TO DO: Read the records below. Copy each line where the string "name" occurs.

[Rows from a dataset]
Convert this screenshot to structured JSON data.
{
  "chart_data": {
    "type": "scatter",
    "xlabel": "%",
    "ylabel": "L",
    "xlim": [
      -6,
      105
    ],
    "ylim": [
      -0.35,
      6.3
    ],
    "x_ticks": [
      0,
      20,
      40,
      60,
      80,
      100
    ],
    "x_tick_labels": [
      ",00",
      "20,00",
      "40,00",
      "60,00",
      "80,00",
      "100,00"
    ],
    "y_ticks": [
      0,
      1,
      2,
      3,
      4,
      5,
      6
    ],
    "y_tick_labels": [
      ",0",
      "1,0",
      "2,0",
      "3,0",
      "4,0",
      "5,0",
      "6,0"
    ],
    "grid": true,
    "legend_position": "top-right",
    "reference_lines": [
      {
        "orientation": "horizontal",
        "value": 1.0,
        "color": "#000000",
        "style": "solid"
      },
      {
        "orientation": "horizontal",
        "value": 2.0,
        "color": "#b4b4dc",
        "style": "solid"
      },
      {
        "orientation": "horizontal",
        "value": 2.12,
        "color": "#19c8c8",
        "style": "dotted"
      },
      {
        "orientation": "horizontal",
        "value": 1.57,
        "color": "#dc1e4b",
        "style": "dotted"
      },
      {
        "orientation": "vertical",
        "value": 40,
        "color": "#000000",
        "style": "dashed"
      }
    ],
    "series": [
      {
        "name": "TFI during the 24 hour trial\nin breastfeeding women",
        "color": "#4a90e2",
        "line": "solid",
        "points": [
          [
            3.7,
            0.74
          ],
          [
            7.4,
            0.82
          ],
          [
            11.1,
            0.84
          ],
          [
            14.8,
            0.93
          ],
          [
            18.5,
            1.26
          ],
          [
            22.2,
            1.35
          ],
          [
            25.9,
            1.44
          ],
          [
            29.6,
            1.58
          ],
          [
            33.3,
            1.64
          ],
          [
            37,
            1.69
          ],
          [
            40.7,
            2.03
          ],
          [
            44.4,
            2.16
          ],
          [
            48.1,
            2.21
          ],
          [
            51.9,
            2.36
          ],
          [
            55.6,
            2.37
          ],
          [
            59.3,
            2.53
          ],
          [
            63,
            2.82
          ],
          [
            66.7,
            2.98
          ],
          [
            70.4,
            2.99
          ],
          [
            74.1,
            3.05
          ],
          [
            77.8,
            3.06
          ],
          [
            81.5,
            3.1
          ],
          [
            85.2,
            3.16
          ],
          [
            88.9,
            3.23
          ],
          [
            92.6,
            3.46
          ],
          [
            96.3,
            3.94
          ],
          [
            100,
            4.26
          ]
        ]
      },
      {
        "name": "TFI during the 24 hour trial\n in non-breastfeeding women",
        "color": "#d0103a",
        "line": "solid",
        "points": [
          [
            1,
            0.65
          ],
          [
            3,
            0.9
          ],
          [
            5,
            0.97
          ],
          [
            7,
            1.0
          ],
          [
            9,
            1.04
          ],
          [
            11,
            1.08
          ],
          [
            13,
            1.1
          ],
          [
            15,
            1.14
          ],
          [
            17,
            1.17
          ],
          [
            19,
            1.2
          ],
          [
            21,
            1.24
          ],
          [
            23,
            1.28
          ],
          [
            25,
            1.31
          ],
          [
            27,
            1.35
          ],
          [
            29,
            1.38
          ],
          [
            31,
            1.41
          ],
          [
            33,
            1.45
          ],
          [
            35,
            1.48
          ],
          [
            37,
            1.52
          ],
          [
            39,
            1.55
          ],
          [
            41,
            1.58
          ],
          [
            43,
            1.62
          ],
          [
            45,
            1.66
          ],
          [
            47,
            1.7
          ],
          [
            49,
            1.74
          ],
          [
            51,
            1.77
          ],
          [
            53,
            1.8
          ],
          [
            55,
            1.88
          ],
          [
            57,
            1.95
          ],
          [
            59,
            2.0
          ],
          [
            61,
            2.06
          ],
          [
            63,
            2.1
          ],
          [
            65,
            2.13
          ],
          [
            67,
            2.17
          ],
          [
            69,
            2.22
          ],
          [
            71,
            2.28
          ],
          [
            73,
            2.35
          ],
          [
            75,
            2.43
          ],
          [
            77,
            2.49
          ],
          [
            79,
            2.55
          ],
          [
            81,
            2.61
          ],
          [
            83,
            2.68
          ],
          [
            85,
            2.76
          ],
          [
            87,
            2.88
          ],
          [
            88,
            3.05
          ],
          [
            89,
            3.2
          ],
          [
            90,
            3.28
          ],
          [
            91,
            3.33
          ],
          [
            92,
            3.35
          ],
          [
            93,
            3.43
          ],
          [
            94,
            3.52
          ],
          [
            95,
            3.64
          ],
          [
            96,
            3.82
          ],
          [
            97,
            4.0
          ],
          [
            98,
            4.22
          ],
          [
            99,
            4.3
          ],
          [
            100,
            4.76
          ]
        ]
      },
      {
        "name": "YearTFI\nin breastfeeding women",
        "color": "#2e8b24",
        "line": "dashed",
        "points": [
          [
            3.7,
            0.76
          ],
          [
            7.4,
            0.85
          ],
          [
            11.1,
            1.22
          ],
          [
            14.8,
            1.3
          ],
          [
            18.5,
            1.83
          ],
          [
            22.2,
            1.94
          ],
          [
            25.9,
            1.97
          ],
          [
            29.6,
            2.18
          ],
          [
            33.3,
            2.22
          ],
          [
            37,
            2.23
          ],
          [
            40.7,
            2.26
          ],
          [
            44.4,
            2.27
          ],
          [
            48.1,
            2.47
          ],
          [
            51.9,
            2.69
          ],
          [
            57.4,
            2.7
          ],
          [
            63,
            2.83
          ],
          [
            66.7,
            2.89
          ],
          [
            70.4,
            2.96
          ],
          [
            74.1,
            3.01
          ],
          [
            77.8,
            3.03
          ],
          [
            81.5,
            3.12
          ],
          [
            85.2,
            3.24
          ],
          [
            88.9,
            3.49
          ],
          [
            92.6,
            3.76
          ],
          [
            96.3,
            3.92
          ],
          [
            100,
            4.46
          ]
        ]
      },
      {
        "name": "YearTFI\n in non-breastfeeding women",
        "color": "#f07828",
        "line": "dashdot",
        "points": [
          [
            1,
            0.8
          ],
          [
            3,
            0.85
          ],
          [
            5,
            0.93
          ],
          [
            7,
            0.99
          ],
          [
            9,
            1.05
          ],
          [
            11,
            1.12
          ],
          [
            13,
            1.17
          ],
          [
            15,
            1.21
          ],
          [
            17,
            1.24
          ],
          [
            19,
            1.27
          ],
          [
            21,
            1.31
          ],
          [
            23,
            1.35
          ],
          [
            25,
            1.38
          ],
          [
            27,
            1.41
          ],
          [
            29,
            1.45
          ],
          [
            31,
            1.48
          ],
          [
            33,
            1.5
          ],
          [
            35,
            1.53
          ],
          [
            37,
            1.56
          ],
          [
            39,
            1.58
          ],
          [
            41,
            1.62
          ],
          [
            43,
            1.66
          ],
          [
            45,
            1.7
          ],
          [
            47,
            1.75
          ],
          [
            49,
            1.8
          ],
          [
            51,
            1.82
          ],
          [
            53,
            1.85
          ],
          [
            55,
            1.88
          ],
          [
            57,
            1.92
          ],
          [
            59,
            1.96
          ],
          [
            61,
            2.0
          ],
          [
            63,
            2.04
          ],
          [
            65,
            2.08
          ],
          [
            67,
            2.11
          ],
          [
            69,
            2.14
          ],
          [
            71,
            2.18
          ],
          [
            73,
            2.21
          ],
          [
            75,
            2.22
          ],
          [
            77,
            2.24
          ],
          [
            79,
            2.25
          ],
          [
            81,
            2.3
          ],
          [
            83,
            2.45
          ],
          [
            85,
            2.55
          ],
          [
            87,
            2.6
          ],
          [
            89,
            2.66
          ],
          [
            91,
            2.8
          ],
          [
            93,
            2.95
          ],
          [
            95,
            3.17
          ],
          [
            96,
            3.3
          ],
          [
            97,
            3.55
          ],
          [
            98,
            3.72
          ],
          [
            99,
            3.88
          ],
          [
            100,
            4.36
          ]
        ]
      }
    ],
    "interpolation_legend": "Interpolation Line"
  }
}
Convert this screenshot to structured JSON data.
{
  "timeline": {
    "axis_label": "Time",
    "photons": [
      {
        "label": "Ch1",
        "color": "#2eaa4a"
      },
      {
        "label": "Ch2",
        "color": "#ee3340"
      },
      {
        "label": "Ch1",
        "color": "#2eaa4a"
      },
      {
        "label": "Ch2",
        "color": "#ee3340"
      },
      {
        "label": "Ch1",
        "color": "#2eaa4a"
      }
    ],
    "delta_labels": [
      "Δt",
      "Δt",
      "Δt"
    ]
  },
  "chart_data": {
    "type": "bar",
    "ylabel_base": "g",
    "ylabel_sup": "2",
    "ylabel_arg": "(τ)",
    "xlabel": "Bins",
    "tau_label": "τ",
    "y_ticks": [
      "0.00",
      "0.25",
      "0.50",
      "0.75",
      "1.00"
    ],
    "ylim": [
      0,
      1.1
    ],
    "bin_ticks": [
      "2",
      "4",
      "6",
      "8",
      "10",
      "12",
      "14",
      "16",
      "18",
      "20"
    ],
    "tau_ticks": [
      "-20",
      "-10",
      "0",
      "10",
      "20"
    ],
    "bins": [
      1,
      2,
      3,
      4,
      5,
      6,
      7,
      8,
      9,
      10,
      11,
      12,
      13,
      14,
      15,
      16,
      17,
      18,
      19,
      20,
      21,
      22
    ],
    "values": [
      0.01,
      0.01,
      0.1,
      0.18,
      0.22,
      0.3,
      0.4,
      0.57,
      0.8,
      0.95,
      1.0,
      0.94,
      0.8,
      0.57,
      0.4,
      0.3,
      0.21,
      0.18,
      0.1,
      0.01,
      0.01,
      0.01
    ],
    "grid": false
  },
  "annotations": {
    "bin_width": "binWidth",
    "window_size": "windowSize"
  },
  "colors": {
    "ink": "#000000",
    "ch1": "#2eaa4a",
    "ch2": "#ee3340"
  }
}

CORRECT ANSWER:
        "name": "TFI during the 24 hour trial\nin breastfeeding women",
        "name": "TFI during the 24 hour trial\n in non-breastfeeding women",
        "name": "YearTFI\nin breastfeeding women",
        "name": "YearTFI\n in non-breastfeeding women",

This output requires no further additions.